Description of the task ▸ Output each entry verbatim and exclude every picture from it.
BEGIN
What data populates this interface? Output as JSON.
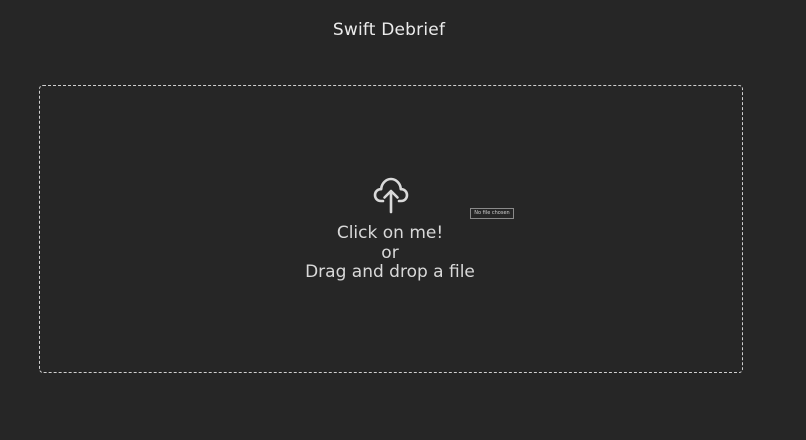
{
  "app": {
    "title": "Swift Debrief"
  },
  "upload": {
    "prompt_line1": "Click on me!",
    "prompt_line2": "or",
    "prompt_line3": "Drag and drop a file",
    "file_status": "No file chosen",
    "icon": "cloud-upload-icon"
  },
  "colors": {
    "background": "#262626",
    "text": "#e6e6e6",
    "border": "#cfcfcf"
  }
}
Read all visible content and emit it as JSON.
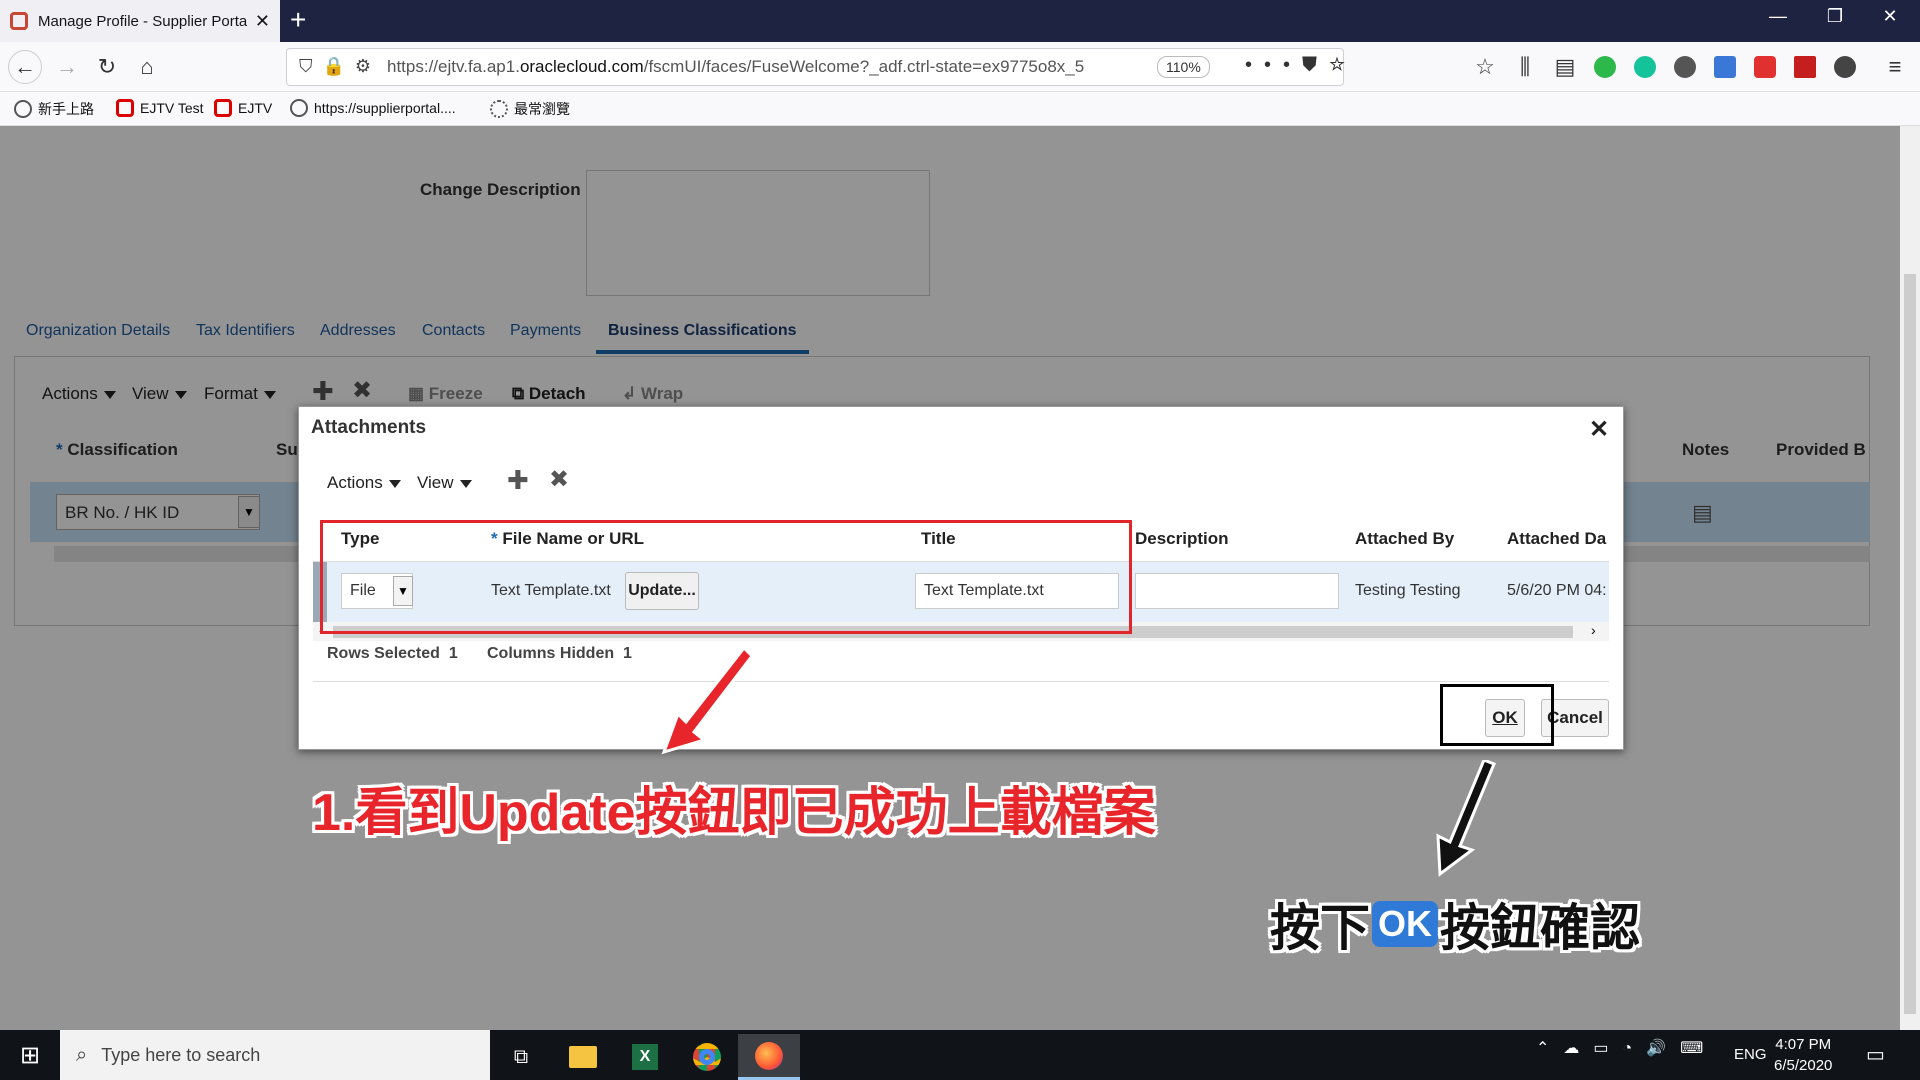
{
  "browser": {
    "tab_title": "Manage Profile - Supplier Porta",
    "url_prefix": "https://ejtv.fa.ap1.",
    "url_domain": "oraclecloud.com",
    "url_rest": "/fscmUI/faces/FuseWelcome?_adf.ctrl-state=ex9775o8x_5",
    "zoom": "110%",
    "bookmarks": [
      "新手上路",
      "EJTV Test",
      "EJTV",
      "https://supplierportal....",
      "最常瀏覽"
    ]
  },
  "page": {
    "change_description_label": "Change Description",
    "tabs": [
      "Organization Details",
      "Tax Identifiers",
      "Addresses",
      "Contacts",
      "Payments",
      "Business Classifications"
    ],
    "toolbar": {
      "actions": "Actions",
      "view": "View",
      "format": "Format",
      "freeze": "Freeze",
      "detach": "Detach",
      "wrap": "Wrap"
    },
    "columns": {
      "required_mark": "*",
      "classification": "Classification",
      "su": "Su",
      "notes": "Notes",
      "provided_by": "Provided B"
    },
    "classification_value": "BR No. / HK ID"
  },
  "dialog": {
    "title": "Attachments",
    "actions": "Actions",
    "view": "View",
    "headers": {
      "type": "Type",
      "required_mark": "*",
      "file_name": "File Name or URL",
      "title": "Title",
      "description": "Description",
      "attached_by": "Attached By",
      "attached_date": "Attached Da"
    },
    "row": {
      "type": "File",
      "file_name": "Text Template.txt",
      "update_button": "Update...",
      "title": "Text Template.txt",
      "description": "",
      "attached_by": "Testing Testing",
      "attached_date": "5/6/20 PM 04:"
    },
    "rows_selected_label": "Rows Selected",
    "rows_selected_value": "1",
    "columns_hidden_label": "Columns Hidden",
    "columns_hidden_value": "1",
    "ok_label": "OK",
    "cancel_label": "Cancel"
  },
  "annotations": {
    "note1": "1.看到Update按鈕即已成功上載檔案",
    "note2_prefix": "按下",
    "note2_badge": "OK",
    "note2_suffix": "按鈕確認"
  },
  "taskbar": {
    "search_placeholder": "Type here to search",
    "language": "ENG",
    "time": "4:07 PM",
    "date": "6/5/2020"
  },
  "colors": {
    "annotation_red": "#e8252a",
    "selected_row": "#c9e2f8",
    "tab_active": "#1b6ab0"
  }
}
END
The solution ▸
What data populates this interface? Output as JSON.
{
  "app": {
    "title": "Swift Debrief"
  },
  "upload": {
    "prompt_line1": "Click on me!",
    "prompt_line2": "or",
    "prompt_line3": "Drag and drop a file",
    "file_status": "No file chosen",
    "icon": "cloud-upload-icon"
  },
  "colors": {
    "background": "#262626",
    "text": "#e6e6e6",
    "border": "#cfcfcf"
  }
}
Read all visible content and emit it as JSON.
{
  "browser": {
    "tab_title": "Manage Profile - Supplier Porta",
    "url_prefix": "https://ejtv.fa.ap1.",
    "url_domain": "oraclecloud.com",
    "url_rest": "/fscmUI/faces/FuseWelcome?_adf.ctrl-state=ex9775o8x_5",
    "zoom": "110%",
    "bookmarks": [
      "新手上路",
      "EJTV Test",
      "EJTV",
      "https://supplierportal....",
      "最常瀏覽"
    ]
  },
  "page": {
    "change_description_label": "Change Description",
    "tabs": [
      "Organization Details",
      "Tax Identifiers",
      "Addresses",
      "Contacts",
      "Payments",
      "Business Classifications"
    ],
    "toolbar": {
      "actions": "Actions",
      "view": "View",
      "format": "Format",
      "freeze": "Freeze",
      "detach": "Detach",
      "wrap": "Wrap"
    },
    "columns": {
      "required_mark": "*",
      "classification": "Classification",
      "su": "Su",
      "notes": "Notes",
      "provided_by": "Provided B"
    },
    "classification_value": "BR No. / HK ID"
  },
  "dialog": {
    "title": "Attachments",
    "actions": "Actions",
    "view": "View",
    "headers": {
      "type": "Type",
      "required_mark": "*",
      "file_name": "File Name or URL",
      "title": "Title",
      "description": "Description",
      "attached_by": "Attached By",
      "attached_date": "Attached Da"
    },
    "row": {
      "type": "File",
      "file_name": "Text Template.txt",
      "update_button": "Update...",
      "title": "Text Template.txt",
      "description": "",
      "attached_by": "Testing Testing",
      "attached_date": "5/6/20 PM 04:"
    },
    "rows_selected_label": "Rows Selected",
    "rows_selected_value": "1",
    "columns_hidden_label": "Columns Hidden",
    "columns_hidden_value": "1",
    "ok_label": "OK",
    "cancel_label": "Cancel"
  },
  "annotations": {
    "note1": "1.看到Update按鈕即已成功上載檔案",
    "note2_prefix": "按下",
    "note2_badge": "OK",
    "note2_suffix": "按鈕確認"
  },
  "taskbar": {
    "search_placeholder": "Type here to search",
    "language": "ENG",
    "time": "4:07 PM",
    "date": "6/5/2020"
  },
  "colors": {
    "annotation_red": "#e8252a",
    "selected_row": "#c9e2f8",
    "tab_active": "#1b6ab0"
  }
}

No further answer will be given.